Written problem:
Extract the lines that carry the string "قوله" from the listing.

Given information:
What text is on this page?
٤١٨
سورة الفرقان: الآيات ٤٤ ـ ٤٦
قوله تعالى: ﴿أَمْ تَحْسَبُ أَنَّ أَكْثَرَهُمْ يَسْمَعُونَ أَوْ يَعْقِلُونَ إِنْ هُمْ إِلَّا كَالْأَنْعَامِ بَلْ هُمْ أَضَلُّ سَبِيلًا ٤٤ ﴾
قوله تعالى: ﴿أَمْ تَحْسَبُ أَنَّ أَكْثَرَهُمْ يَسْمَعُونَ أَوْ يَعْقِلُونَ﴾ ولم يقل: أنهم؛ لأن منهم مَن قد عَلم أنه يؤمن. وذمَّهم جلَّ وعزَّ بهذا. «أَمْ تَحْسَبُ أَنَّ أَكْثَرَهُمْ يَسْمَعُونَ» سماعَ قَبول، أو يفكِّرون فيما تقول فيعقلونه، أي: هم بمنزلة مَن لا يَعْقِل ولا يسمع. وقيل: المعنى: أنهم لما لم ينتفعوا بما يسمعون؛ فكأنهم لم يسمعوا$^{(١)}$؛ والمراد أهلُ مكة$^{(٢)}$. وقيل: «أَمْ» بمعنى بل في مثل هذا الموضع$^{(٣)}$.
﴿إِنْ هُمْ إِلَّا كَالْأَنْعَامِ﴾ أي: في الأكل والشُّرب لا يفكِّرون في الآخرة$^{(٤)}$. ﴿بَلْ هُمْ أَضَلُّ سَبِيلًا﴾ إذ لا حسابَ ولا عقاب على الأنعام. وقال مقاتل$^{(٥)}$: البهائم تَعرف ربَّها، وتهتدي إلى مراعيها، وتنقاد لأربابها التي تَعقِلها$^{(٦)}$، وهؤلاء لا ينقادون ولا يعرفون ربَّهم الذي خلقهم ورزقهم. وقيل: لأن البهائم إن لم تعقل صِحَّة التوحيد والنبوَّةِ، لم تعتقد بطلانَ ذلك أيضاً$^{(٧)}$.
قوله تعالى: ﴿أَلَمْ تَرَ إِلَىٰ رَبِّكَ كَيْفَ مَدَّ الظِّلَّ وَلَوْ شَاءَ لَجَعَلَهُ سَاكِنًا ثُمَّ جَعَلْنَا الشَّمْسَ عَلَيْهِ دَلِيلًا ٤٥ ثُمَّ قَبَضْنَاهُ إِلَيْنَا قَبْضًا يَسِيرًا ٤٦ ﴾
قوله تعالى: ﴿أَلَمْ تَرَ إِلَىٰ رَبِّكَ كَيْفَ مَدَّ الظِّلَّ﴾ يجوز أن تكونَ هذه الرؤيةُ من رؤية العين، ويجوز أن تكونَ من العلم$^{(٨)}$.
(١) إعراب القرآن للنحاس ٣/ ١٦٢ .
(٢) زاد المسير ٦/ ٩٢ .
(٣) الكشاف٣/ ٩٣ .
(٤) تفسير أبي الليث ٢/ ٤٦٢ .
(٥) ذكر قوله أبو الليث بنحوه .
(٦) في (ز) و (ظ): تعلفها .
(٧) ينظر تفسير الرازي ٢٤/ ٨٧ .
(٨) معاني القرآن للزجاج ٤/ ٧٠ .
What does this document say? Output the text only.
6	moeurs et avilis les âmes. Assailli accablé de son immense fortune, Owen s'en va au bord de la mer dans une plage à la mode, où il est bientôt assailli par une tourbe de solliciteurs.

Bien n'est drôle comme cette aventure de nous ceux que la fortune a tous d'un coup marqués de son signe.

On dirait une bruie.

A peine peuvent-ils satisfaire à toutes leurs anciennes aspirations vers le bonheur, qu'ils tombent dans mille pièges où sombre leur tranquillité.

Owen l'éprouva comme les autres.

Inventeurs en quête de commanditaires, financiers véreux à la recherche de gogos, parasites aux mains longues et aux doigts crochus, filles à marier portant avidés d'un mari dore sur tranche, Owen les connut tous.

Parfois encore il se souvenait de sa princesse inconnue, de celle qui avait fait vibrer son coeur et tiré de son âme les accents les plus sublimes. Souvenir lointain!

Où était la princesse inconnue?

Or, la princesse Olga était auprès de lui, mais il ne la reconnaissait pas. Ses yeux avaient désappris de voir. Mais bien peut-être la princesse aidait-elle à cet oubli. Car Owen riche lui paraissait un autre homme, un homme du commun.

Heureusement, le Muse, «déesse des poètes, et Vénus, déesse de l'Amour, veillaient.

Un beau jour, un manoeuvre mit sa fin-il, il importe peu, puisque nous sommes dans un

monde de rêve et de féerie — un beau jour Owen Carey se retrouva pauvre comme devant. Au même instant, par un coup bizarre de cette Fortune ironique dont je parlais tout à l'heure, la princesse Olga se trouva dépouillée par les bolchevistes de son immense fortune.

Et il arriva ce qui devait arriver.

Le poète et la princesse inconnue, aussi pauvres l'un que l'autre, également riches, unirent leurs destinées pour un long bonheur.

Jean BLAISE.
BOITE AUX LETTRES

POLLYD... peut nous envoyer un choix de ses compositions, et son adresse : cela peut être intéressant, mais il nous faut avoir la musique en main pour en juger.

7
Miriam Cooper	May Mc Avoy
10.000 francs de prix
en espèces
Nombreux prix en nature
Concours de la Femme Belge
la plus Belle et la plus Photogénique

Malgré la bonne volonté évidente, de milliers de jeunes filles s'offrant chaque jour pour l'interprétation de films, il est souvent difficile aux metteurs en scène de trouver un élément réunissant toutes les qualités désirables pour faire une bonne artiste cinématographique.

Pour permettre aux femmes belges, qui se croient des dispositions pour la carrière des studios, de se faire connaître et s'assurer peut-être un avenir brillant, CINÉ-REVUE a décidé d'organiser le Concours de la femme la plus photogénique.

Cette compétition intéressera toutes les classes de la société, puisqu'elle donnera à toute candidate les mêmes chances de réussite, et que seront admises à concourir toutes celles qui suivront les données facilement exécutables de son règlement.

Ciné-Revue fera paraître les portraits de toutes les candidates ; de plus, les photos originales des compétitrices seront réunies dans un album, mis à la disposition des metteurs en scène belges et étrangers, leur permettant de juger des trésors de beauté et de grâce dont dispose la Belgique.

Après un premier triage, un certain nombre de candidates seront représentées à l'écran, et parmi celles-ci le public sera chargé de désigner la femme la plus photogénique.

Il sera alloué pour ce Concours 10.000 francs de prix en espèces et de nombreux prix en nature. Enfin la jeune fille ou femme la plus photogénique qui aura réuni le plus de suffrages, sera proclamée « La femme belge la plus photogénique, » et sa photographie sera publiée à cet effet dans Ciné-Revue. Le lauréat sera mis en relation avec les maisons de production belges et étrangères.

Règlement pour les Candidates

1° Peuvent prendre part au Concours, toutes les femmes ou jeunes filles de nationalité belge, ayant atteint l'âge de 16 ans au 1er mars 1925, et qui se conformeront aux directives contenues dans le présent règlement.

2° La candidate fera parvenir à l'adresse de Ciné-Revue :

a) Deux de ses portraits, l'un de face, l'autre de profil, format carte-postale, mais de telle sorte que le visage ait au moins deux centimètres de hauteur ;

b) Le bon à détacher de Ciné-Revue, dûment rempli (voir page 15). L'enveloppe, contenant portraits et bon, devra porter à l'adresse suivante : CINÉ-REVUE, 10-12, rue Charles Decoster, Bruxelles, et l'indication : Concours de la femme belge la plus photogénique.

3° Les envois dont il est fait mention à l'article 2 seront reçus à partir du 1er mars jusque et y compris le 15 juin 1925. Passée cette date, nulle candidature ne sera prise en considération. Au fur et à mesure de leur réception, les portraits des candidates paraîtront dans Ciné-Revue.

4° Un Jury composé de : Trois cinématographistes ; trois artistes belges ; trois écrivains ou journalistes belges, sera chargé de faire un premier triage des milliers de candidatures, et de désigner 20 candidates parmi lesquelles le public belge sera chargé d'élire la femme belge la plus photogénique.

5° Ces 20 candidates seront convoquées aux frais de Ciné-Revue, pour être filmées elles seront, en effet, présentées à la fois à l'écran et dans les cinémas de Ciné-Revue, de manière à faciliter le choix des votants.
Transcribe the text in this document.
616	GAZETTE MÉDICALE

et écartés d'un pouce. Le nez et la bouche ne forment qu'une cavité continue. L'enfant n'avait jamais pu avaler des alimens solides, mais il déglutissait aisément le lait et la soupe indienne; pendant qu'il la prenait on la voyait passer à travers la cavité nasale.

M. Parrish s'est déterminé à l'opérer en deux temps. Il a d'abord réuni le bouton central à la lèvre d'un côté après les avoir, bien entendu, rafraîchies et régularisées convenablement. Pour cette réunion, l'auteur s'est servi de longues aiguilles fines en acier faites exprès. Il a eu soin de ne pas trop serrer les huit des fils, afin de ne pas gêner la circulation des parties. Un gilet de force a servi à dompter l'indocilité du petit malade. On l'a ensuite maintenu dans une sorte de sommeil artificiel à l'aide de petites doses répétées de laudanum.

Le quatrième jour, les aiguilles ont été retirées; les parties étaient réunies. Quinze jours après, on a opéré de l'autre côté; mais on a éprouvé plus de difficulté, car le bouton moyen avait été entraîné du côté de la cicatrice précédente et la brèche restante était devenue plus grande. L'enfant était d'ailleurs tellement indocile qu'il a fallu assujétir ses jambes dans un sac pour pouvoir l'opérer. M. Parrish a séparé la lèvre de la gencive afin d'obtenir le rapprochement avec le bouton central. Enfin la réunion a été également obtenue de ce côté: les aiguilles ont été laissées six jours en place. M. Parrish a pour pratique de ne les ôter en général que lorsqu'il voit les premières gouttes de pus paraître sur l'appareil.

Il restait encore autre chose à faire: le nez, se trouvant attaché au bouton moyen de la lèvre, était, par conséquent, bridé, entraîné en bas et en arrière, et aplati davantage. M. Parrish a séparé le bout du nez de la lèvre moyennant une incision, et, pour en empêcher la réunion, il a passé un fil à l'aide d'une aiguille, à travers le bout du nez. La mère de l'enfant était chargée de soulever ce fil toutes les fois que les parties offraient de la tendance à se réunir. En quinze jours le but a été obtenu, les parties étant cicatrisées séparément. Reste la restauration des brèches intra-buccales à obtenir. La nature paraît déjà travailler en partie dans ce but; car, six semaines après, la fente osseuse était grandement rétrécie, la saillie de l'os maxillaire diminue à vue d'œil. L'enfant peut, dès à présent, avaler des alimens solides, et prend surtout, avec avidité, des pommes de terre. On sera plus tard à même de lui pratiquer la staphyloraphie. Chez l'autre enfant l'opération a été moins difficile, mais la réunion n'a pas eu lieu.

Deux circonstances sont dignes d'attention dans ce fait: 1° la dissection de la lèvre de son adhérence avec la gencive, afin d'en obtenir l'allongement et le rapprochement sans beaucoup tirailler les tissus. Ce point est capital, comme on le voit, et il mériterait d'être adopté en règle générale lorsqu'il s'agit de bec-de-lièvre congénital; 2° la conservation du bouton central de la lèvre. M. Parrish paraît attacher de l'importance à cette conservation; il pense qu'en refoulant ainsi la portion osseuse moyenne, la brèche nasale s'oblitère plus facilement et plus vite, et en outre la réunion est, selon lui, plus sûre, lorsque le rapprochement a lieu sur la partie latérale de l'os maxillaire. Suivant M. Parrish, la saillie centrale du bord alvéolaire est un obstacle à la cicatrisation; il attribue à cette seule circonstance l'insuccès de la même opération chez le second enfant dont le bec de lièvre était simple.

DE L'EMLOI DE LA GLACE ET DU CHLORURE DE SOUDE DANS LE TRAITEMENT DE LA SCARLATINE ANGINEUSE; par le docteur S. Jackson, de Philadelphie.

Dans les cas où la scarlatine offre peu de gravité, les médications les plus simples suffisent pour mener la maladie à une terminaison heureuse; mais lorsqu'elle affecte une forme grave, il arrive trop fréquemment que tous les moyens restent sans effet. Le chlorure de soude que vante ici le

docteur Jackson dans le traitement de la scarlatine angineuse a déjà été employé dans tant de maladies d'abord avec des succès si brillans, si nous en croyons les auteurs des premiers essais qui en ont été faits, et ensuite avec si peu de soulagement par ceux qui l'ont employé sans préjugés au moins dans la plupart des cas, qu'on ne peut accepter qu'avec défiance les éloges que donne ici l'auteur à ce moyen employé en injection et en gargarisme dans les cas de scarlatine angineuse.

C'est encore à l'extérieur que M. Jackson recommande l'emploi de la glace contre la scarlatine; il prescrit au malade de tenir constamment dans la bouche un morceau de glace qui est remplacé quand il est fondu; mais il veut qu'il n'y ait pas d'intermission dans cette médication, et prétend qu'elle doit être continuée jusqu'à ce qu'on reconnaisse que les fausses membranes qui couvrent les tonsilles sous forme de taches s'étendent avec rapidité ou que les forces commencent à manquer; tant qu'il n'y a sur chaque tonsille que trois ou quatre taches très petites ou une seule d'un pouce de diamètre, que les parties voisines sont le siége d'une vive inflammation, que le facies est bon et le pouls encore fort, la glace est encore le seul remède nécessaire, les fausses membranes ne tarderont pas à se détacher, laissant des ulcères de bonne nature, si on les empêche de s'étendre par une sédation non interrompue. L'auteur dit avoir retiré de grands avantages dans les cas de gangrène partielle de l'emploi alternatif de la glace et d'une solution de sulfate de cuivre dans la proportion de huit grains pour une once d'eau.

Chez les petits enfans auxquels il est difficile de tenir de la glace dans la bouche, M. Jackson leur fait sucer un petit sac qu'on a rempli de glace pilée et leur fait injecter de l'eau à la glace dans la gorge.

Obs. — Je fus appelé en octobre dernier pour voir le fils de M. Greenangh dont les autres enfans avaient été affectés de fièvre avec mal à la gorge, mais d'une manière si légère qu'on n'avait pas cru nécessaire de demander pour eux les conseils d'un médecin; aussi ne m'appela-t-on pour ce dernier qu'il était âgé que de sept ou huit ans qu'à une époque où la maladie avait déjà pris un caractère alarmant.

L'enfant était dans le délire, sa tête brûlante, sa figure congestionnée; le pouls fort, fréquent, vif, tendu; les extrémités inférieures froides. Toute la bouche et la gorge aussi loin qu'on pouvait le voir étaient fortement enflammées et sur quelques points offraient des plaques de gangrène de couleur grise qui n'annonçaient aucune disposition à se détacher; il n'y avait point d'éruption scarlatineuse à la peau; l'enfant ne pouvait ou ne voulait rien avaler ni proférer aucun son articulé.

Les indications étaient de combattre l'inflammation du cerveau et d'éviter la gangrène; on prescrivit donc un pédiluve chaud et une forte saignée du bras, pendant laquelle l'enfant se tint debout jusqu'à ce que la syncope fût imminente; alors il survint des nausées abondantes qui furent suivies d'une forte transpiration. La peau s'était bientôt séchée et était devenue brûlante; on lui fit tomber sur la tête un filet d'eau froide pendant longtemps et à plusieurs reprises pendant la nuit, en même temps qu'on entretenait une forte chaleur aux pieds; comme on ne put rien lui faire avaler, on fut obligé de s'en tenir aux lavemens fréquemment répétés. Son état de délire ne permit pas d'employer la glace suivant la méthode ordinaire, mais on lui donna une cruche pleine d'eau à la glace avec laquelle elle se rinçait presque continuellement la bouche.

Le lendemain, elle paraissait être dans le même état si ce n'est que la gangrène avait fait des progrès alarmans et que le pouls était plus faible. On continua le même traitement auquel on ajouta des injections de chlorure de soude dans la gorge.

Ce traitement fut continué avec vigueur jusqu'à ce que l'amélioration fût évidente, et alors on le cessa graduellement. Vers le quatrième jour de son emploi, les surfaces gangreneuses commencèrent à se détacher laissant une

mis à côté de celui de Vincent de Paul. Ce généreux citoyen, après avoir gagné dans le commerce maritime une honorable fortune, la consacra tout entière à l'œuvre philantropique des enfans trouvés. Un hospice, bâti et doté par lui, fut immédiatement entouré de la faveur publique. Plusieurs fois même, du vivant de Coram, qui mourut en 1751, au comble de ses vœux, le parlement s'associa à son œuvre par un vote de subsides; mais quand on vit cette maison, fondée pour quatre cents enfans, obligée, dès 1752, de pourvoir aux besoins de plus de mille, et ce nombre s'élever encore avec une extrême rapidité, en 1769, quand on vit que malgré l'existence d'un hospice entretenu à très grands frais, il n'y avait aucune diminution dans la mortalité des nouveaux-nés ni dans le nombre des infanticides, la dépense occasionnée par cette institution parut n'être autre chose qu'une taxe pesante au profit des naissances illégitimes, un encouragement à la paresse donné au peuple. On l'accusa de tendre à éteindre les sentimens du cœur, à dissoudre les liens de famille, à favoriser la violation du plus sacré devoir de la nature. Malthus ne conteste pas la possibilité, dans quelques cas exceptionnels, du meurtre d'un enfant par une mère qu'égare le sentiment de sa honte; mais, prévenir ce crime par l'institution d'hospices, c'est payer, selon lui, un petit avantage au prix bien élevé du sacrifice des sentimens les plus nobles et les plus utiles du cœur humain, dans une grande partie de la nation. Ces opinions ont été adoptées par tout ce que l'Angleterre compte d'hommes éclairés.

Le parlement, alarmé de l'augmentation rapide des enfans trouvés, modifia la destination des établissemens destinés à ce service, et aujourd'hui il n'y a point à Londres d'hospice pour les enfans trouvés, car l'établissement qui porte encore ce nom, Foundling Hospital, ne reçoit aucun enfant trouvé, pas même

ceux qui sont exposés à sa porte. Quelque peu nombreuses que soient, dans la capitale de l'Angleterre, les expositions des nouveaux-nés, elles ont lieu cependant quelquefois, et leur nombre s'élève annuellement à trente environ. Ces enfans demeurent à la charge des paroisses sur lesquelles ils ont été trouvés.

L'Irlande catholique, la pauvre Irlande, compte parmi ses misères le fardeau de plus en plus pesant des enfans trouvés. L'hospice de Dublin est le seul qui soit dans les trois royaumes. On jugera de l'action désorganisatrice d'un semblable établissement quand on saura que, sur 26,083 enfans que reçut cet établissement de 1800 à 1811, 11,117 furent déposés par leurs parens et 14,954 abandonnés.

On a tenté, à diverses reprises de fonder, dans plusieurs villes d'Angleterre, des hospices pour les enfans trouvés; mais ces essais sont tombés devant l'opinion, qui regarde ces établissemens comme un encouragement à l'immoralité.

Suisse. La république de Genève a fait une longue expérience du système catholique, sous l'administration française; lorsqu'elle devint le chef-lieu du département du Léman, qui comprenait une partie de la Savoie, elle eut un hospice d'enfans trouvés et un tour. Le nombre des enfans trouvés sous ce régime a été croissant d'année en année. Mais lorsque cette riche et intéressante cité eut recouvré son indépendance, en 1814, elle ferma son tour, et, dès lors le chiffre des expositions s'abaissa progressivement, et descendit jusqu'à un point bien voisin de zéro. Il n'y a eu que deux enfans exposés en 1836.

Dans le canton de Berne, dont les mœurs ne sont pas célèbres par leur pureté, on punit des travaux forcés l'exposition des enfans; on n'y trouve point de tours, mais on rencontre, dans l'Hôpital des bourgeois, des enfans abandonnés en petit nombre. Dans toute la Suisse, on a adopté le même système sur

Task output:
قوله تعالى: ﴿أَمْ تَحْسَبُ أَنَّ أَكْثَرَهُمْ يَسْمَعُونَ أَوْ يَعْقِلُونَ إِنْ هُمْ إِلَّا كَالْأَنْعَامِ بَلْ هُمْ أَضَلُّ سَبِيلًا ٤٤ ﴾
قوله تعالى: ﴿أَمْ تَحْسَبُ أَنَّ أَكْثَرَهُمْ يَسْمَعُونَ أَوْ يَعْقِلُونَ﴾ ولم يقل: أنهم؛ لأن منهم مَن قد عَلم أنه يؤمن. وذمَّهم جلَّ وعزَّ بهذا. «أَمْ تَحْسَبُ أَنَّ أَكْثَرَهُمْ يَسْمَعُونَ» سماعَ قَبول، أو يفكِّرون فيما تقول فيعقلونه، أي: هم بمنزلة مَن لا يَعْقِل ولا يسمع. وقيل: المعنى: أنهم لما لم ينتفعوا بما يسمعون؛ فكأنهم لم يسمعوا$^{(١)}$؛ والمراد أهلُ مكة$^{(٢)}$. وقيل: «أَمْ» بمعنى بل في مثل هذا الموضع$^{(٣)}$.
قوله تعالى: ﴿أَلَمْ تَرَ إِلَىٰ رَبِّكَ كَيْفَ مَدَّ الظِّلَّ وَلَوْ شَاءَ لَجَعَلَهُ سَاكِنًا ثُمَّ جَعَلْنَا الشَّمْسَ عَلَيْهِ دَلِيلًا ٤٥ ثُمَّ قَبَضْنَاهُ إِلَيْنَا قَبْضًا يَسِيرًا ٤٦ ﴾
قوله تعالى: ﴿أَلَمْ تَرَ إِلَىٰ رَبِّكَ كَيْفَ مَدَّ الظِّلَّ﴾ يجوز أن تكونَ هذه الرؤيةُ من رؤية العين، ويجوز أن تكونَ من العلم$^{(٨)}$.
(٥) ذكر قوله أبو الليث بنحوه .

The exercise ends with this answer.